- _本文抜粋_

----

ストレス

①ストレスで,胃が痛む。

これは,日常生活でも用いる慣用句になっているようです。

②ストレスで,夜眠れない。

これもまあまあ認識されているように思います。

③それでは,ストレスとうつ病の関係については,どうかというと,△印のようです。

うつ病のエピソードには,一般的に重大な生活上のストレス(特に離別および喪失)が先行するが,気分障害の素因をもつ人を除いて,通常,そのような出来事により,持続的で重度のうつ病が生じることはない。

TITLE:抑うつ障害群 - 08. 精神障害 - MSDマニュアル プロフェッショナル版

URL:http://www.msdmanuals.com/ja-jp/プロフェッショナル/08-精神障害/気分障害/抑うつ障害群

④さらにストレスと癌との関係について,先日引用した心理免疫学概論181ページには,「北アメリカにおいて,さまざまなタイプおよびステージの成人病患者を無作為に選抜し,心理疾患の有病率を調査した。彼らは,これらの患者の47パーセントもが,診断可能な心理障害(最も一般的なのは適応障害)を患っていることを明らかにした。」と記載されております。

もっとも,この記載は,癌によって心的障害が引き起こされたと読むべきであり,ストレスによって癌が発症ないし憎悪したとまでは記載されておりません。

----

- _提供資料_
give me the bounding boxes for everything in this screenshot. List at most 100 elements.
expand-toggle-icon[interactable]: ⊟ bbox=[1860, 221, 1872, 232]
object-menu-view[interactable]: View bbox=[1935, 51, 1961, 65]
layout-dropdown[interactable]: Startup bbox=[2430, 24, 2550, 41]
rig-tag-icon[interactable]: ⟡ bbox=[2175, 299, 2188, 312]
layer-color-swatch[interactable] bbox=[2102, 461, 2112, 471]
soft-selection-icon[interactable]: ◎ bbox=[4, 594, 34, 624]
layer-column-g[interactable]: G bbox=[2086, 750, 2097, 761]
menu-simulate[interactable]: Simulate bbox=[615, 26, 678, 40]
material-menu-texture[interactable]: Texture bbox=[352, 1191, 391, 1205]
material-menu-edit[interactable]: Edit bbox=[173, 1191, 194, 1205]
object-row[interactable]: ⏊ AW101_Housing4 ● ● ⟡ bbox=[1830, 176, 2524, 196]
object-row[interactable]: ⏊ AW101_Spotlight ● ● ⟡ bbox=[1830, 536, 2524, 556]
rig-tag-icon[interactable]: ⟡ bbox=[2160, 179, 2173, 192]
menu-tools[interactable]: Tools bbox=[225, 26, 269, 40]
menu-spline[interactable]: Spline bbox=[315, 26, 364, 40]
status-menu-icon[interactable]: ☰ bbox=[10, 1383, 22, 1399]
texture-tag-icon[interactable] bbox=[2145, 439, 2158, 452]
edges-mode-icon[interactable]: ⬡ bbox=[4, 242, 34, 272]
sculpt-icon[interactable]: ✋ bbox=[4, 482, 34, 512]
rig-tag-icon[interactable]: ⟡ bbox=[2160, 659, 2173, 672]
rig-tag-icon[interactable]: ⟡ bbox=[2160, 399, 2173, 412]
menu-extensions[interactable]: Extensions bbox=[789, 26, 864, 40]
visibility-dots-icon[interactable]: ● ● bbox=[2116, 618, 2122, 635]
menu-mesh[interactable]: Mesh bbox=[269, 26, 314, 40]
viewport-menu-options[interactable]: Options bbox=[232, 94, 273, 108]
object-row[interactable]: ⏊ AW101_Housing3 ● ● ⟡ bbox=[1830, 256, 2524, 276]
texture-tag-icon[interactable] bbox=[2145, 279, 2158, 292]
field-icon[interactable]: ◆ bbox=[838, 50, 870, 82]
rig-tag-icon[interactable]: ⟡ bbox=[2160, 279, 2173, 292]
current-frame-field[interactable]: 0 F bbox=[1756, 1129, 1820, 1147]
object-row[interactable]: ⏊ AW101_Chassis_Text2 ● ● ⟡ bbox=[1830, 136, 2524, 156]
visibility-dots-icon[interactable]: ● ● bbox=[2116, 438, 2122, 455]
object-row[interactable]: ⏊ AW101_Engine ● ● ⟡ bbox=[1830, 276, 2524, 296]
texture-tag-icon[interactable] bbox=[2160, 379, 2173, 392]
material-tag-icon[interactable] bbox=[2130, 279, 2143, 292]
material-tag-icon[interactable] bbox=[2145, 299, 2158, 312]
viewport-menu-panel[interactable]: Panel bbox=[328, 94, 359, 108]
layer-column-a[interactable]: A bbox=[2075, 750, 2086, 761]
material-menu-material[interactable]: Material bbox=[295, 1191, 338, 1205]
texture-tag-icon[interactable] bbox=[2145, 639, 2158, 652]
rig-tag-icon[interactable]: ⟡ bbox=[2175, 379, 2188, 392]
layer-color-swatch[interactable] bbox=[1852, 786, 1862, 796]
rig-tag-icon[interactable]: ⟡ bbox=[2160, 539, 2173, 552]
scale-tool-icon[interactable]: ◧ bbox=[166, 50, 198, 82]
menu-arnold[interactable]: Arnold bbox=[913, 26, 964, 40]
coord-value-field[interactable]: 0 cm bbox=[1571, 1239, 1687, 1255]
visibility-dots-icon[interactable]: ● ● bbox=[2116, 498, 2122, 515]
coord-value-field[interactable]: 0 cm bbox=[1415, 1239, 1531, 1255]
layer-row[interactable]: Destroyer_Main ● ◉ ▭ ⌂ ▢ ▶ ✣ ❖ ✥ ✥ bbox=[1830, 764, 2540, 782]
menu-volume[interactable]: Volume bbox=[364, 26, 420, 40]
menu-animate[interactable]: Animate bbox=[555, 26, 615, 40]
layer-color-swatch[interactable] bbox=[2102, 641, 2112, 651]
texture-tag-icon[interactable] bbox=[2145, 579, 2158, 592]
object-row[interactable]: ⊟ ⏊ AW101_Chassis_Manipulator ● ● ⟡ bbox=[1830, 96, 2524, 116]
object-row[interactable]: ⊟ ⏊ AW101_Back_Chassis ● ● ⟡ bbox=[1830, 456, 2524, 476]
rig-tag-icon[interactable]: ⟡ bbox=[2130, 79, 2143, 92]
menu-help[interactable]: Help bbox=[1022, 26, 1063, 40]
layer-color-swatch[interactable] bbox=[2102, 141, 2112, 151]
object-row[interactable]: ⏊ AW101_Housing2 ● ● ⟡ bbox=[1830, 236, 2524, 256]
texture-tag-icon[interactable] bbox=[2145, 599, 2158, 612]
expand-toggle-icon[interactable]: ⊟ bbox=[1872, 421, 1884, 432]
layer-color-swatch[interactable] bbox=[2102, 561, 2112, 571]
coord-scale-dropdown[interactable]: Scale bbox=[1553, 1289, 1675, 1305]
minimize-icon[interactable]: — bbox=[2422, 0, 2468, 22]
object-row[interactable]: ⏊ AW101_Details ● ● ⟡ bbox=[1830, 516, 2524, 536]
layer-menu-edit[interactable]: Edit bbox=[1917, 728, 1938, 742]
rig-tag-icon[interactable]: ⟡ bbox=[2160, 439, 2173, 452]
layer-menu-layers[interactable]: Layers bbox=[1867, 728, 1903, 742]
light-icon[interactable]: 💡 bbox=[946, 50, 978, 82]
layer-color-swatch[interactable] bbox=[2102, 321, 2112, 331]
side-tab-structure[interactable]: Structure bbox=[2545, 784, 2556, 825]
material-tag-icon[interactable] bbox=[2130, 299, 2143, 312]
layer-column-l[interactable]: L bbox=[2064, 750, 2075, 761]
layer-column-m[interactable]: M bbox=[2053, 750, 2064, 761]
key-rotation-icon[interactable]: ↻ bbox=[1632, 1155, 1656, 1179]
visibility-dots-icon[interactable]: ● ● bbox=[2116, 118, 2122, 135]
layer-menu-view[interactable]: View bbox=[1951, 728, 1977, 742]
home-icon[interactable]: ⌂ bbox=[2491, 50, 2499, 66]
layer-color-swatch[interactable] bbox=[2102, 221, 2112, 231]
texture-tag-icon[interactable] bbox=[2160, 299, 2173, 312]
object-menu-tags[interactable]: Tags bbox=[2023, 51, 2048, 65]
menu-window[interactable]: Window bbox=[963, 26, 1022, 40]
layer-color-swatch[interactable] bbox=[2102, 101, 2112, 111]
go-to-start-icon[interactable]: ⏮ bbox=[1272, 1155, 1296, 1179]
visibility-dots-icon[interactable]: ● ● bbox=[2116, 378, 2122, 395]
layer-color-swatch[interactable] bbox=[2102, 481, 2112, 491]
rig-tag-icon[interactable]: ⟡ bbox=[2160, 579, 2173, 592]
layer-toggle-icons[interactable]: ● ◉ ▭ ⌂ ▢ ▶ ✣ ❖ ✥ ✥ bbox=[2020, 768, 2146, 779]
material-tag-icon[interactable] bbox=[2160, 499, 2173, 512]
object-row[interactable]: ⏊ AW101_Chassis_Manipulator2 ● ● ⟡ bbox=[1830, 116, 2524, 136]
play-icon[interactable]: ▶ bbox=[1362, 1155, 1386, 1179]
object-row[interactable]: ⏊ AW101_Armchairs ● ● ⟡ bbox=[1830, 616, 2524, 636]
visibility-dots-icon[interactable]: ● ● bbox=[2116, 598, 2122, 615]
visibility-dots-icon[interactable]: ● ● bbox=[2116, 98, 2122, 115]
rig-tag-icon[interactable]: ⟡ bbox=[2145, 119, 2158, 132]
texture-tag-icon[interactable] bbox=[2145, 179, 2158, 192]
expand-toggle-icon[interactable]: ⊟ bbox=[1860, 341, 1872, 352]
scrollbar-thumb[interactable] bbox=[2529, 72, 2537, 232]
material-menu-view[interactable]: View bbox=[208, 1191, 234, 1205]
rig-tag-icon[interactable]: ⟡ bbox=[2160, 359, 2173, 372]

----

- _実施する課題_
(A) 次の(i)〜(iii)が本文抜粋の内容と一致するかどうか、それぞれ「はい」か「いいえ」で答えてください。判断の決め手となる本文の語句をそのまま引用して添えること。
(i) ストレスで胃が痛むことは、日常生活でも用いる慣用句になっているようだと述べられている。
(ii) 引用されたMSDマニュアルによれば、重大な生活上のストレスがあれば、誰でも通常は持続的で重度のうつ病が生じる。
(iii) 心理免疫学概論の記載では、調査対象の患者の47パーセントが診断可能な心理障害を患っていた。
(B) 本文抜粋の筆者は、心理免疫学概論の記載について、ストレスによって癌が発症するとまでは書かれていないと述べています。本文に示された理由を1〜3文で説明してください。

- _解答_
(A)
(i) はい。「これは,日常生活でも用いる慣用句になっているようです。」
(ii) いいえ。「気分障害の素因をもつ人を除いて,通常,そのような出来事により,持続的で重度のうつ病が生じることはない。」
(iii) はい。「これらの患者の47パーセントもが,診断可能な心理障害(最も一般的なのは適応障害)を患っていることを明らかにした。」

(B) 筆者は、この記載を、癌によって心的障害が引き起こされたという内容として読むべきだと考えています。そのため、ストレスが原因で癌が発症したり悪化したりしたとまでは書かれていない、としています。